→ Your goal: Go through each line of the records below and count those with the word "JSON". Give only the count.

= = = =

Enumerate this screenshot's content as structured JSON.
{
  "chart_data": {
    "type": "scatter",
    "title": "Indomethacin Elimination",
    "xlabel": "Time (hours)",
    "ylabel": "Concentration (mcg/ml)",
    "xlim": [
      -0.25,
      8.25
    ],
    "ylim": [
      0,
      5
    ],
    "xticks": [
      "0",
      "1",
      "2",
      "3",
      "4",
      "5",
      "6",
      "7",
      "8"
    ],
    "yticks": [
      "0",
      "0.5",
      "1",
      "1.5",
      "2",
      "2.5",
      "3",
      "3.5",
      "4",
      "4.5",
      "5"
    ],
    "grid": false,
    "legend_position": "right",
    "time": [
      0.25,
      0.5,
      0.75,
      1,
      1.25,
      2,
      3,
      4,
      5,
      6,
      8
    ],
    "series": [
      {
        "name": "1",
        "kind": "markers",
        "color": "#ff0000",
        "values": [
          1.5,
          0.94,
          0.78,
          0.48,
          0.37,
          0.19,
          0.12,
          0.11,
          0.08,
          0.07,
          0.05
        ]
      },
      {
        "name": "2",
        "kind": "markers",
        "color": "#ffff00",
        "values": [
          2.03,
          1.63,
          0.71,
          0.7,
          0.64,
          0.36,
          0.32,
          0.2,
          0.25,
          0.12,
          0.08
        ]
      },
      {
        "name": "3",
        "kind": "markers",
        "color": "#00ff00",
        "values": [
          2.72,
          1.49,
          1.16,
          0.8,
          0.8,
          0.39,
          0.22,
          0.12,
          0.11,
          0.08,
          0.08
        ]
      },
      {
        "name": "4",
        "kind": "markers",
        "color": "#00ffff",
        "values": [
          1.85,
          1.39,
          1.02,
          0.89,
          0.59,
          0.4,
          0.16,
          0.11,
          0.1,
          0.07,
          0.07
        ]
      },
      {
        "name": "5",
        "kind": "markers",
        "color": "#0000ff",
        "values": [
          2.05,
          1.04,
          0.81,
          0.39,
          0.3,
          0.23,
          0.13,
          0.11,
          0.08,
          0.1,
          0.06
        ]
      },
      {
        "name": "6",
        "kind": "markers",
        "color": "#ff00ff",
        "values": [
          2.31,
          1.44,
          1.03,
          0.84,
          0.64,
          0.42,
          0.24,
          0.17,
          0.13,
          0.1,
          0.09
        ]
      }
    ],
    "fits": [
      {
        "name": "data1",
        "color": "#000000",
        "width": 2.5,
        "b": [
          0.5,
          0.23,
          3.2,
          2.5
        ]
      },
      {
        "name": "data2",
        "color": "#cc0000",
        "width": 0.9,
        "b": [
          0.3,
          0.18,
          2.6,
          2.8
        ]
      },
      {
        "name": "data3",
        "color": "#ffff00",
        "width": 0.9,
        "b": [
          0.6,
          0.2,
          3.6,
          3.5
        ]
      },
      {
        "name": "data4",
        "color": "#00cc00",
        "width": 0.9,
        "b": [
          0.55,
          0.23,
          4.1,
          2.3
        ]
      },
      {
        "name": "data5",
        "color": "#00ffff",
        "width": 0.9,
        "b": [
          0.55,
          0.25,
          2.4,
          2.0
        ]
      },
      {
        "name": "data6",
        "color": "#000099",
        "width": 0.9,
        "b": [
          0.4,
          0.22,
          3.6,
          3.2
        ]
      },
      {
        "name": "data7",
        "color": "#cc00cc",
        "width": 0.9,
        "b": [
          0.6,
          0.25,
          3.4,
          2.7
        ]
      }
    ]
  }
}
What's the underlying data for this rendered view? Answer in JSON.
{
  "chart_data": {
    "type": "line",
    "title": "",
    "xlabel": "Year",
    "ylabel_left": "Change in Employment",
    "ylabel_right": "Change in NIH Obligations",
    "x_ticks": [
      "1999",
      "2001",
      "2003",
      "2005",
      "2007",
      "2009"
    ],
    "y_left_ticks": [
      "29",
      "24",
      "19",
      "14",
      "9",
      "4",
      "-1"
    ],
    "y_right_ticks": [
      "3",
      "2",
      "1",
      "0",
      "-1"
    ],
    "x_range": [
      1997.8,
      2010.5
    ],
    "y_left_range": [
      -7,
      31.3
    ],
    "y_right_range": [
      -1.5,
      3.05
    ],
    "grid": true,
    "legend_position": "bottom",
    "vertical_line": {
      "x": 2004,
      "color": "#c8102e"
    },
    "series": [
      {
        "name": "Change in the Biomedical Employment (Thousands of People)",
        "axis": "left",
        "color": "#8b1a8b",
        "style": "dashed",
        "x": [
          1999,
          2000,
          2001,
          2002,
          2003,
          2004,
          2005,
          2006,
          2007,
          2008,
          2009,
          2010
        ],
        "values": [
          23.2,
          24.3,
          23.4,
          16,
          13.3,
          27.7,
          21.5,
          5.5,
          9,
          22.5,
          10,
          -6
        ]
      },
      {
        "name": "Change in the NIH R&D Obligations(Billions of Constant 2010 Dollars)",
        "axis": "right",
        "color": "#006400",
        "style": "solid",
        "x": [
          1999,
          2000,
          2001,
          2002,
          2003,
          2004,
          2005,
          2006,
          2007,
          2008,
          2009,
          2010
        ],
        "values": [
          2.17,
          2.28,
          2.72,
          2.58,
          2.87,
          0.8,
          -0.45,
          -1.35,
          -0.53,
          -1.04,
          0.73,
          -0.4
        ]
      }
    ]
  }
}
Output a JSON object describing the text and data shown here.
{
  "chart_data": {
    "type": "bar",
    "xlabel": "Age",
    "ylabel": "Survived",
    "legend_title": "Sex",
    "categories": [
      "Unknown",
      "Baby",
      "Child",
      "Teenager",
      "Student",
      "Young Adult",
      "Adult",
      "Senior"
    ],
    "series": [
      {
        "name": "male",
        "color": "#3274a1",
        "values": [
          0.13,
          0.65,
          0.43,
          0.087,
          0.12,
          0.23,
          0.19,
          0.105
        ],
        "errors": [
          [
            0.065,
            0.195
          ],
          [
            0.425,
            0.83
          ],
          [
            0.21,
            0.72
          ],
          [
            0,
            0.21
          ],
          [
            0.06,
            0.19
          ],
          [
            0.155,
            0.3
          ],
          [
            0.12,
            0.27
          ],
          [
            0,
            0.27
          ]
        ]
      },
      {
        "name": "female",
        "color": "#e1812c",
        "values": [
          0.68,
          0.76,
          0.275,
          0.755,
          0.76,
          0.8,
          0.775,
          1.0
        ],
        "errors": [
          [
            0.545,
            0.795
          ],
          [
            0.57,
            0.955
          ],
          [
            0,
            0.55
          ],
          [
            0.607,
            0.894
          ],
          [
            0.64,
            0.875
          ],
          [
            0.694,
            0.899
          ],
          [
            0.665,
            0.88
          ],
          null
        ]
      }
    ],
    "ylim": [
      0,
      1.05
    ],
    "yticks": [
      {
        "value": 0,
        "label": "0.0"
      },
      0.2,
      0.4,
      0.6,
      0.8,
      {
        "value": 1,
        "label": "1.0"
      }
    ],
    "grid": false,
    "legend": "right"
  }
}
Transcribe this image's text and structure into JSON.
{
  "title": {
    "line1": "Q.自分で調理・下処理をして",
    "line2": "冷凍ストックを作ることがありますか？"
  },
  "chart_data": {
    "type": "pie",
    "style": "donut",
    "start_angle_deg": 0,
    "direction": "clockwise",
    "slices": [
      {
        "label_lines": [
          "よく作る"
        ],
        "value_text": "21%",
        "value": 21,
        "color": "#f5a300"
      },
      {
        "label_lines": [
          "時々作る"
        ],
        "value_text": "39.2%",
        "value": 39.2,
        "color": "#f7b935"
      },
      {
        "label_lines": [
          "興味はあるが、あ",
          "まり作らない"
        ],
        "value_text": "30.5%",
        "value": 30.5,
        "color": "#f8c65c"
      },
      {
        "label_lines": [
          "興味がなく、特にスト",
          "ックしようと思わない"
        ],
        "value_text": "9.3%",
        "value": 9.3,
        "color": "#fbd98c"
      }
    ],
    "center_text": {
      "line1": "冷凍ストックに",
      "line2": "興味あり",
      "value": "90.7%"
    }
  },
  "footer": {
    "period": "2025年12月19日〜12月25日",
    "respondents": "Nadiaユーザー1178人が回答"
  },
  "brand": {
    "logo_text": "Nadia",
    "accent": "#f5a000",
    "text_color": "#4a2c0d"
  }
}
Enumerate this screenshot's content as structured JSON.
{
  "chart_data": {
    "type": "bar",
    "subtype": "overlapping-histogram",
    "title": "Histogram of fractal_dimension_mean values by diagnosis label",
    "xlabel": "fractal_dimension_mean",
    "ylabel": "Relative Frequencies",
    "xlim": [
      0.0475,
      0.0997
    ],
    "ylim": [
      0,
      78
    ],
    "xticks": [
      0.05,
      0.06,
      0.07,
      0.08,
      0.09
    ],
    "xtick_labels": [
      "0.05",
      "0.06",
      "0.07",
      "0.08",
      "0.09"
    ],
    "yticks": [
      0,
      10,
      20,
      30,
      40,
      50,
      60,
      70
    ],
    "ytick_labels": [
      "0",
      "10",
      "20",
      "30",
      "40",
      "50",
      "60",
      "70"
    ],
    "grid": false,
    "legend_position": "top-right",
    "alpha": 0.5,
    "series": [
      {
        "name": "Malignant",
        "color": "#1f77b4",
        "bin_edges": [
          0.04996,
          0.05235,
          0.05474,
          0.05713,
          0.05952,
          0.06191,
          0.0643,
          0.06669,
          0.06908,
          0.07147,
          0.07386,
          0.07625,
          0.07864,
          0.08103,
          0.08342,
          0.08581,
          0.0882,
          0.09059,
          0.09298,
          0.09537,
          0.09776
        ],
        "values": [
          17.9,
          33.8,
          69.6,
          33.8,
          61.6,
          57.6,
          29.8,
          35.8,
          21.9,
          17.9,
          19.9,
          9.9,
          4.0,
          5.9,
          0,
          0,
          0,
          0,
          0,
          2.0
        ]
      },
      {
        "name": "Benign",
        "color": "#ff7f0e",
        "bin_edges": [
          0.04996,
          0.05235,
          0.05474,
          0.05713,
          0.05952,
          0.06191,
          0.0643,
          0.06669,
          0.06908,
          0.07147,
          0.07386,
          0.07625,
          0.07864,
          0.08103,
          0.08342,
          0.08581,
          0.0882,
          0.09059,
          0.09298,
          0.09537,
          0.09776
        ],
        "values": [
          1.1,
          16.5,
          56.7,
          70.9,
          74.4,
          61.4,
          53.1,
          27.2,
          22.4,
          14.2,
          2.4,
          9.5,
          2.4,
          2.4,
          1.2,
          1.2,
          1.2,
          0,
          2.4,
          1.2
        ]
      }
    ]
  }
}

= = = =

→ Solution to the problem: 5